DOCUMENT EXTRACT:
%%

Furthermore, medications are a leading modifiable risk factor for falls in the elderly. Psychoactive drugs (sedatives, antidepressants, antipsychotics), antichpertensives (which can cause orthostatic hypotension), and anticholinergics all significantly increase fall risk. A fall can be a catastrophic, life-altering event for an older person, leading to fractures, loss of independence, and institutionalization. Every medication regimen should be scrutinized through the lens of fall risk.
The Solution: Systematic Deprescribing
The proactive and supervised process of stopping or reducing medications is called deprescribing. It is a fundamental strategy for managing polypharmacy and is not simply about taking patients off medicine but about optimizing therapy. Effective deprescribing follows a structured approach:
- Create a complete medication list, including over-the-counter and herbal products.
- Identify potentially inappropriate medications using tools like the Beers Criteria and assess anticholinergic burden.
- Determine which drugs can be reduced or stopped, prioritizing those with no current indication, those causing harm, or those where benefits no longer align with the patient's care goals (e.g., life expectancy, functional priorities).
- Plan the withdrawal, which may involve tapering to avoid withdrawal syndromes.
- Monitor closely for the return of symptoms, improvement in side effects, or emergence of withdrawal effects.
The goal is to simplify the regimen, reduce pill burden and cost, and minimize adverse drug events, all while maintaining or improving quality of life.
Common Pitfalls
- Failing to Adjust for Renal Function: Using a "normal" serum creatinine level to assume normal kidney function. Correction: Routinely calculate estimated GFR using an age-adjusted formula for every older patient and adjust doses of renally cleared medications accordingly.
- Treating Side Effects as New Diseases: Initiating a new medication without considering the existing drug regimen as the cause of new symptoms. Correction: When a new symptom emerges, perform a thorough medication review as the first diagnostic step to rule out a prescribing cascade.
- Overlooking Anticholinergic Burden: Prescribing multiple medications with mild anticholinergic properties without recognizing their additive, harmful effects. Correction: Use an anticholinergic burden scale during medication reconciliation to identify and replace high-burden drugs with safer alternatives.
- Neglecting Non-Prescription Medications: Focusing only on prescribed pills and ignoring over-the-counter sleep aids, analgesics, or supplements that contribute to polypharmacy and risk. Correction: Insist on a "brown bag review" where the patient brings in all bottles and containers from their home for a complete assessment.
Summary
- Aging alters pharmacokinetics through reduced renal clearance, decreased hepatic metabolism, and changes in body composition, necessitating careful dose selection and monitoring.
- Pharmacodynamic changes like altered receptor sensitivity make older adults more vulnerable to both the therapeutic and toxic effects of many medications.
- The Beers Criteria is an essential tool for identifying potentially inappropriate medications, while assessing anticholinergic burden helps prevent cognitive and functional decline.
- Prescribing cascades and drug-induced falls risk are major, preventable harms of polypharmacy that require constant vigilance.
- Deprescribing is a systematic, patient-centered process to reduce medication burden and improve outcomes, representing a critical skill for anyone caring for older adults.

%%

YOUR TASK:
List the names of all the common pitfalls given in the text on medications in older adults.

GIVEN RECORDS:
%%

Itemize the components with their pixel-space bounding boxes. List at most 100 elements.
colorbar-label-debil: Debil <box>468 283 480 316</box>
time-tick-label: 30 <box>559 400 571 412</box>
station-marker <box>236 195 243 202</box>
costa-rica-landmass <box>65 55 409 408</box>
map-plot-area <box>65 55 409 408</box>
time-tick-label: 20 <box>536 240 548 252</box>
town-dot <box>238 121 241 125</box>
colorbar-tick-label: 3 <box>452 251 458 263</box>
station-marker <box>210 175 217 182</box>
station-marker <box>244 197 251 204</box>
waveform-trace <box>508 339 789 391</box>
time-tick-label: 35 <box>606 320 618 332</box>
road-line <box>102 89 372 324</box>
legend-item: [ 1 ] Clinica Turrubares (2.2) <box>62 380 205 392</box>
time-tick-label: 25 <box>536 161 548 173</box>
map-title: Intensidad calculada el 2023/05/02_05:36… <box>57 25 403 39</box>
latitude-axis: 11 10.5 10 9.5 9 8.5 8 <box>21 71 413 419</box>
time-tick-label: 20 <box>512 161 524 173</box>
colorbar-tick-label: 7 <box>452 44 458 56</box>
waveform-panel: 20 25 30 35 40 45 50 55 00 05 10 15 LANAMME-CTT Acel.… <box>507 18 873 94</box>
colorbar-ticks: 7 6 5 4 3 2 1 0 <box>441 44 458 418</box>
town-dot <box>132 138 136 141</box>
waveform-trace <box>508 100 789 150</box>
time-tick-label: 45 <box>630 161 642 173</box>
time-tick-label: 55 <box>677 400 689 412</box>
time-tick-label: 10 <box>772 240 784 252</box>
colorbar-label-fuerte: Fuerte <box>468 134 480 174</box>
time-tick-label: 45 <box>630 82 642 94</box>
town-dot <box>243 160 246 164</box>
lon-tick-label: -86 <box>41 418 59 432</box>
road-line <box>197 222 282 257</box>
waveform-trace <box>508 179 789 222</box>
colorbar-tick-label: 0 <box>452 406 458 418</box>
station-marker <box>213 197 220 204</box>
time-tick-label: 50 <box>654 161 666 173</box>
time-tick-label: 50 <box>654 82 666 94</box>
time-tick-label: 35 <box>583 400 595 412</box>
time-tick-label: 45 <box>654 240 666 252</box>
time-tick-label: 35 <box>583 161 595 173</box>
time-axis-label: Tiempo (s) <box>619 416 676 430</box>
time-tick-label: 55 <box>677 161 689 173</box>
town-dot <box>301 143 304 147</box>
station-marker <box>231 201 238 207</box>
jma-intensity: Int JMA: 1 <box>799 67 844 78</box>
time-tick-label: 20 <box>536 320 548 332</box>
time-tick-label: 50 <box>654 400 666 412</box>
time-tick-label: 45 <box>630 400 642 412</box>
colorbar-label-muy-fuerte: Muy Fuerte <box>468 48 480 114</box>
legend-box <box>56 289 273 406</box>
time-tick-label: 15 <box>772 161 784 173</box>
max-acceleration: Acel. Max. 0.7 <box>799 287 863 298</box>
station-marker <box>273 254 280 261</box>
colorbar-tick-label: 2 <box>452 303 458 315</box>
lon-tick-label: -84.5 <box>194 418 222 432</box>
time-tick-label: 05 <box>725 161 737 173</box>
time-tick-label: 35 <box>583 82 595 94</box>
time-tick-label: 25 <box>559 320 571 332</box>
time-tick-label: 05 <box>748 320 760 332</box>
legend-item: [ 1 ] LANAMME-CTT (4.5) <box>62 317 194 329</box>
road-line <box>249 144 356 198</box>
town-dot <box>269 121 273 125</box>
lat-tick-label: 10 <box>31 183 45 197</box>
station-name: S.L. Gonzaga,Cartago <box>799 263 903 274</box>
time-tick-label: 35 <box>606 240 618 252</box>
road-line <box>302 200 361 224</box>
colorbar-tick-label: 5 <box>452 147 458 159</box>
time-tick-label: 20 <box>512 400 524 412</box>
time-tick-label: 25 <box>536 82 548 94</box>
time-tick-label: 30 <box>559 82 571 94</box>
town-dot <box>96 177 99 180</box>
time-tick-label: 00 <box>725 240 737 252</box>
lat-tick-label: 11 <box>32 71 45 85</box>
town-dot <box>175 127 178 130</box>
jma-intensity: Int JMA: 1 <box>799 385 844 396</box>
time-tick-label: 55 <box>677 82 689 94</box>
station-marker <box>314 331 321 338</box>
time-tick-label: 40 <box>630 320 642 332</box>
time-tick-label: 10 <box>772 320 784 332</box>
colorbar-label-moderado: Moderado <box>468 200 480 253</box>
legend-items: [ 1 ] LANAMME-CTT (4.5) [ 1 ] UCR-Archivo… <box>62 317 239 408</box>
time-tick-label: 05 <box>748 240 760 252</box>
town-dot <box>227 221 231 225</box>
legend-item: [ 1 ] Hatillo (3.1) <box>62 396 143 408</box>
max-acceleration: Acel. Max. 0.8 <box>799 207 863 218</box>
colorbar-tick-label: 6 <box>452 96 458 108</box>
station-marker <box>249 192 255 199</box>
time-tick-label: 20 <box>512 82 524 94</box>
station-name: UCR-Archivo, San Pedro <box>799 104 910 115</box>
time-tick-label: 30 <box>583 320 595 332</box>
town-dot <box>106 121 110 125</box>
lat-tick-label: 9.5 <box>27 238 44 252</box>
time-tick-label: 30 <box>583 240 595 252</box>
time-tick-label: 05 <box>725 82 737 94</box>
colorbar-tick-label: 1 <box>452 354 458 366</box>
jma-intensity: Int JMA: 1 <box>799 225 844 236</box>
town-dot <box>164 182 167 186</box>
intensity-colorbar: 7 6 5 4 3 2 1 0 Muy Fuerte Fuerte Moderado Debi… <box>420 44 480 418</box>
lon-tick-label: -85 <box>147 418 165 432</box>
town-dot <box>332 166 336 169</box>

%%

ANSWER TO THE PROBLEM:
- Failing to Adjust for Renal Function
- Treating Side Effects as New Diseases
- Overlooking Anticholinergic Burden
- Neglecting Non-Prescription Medications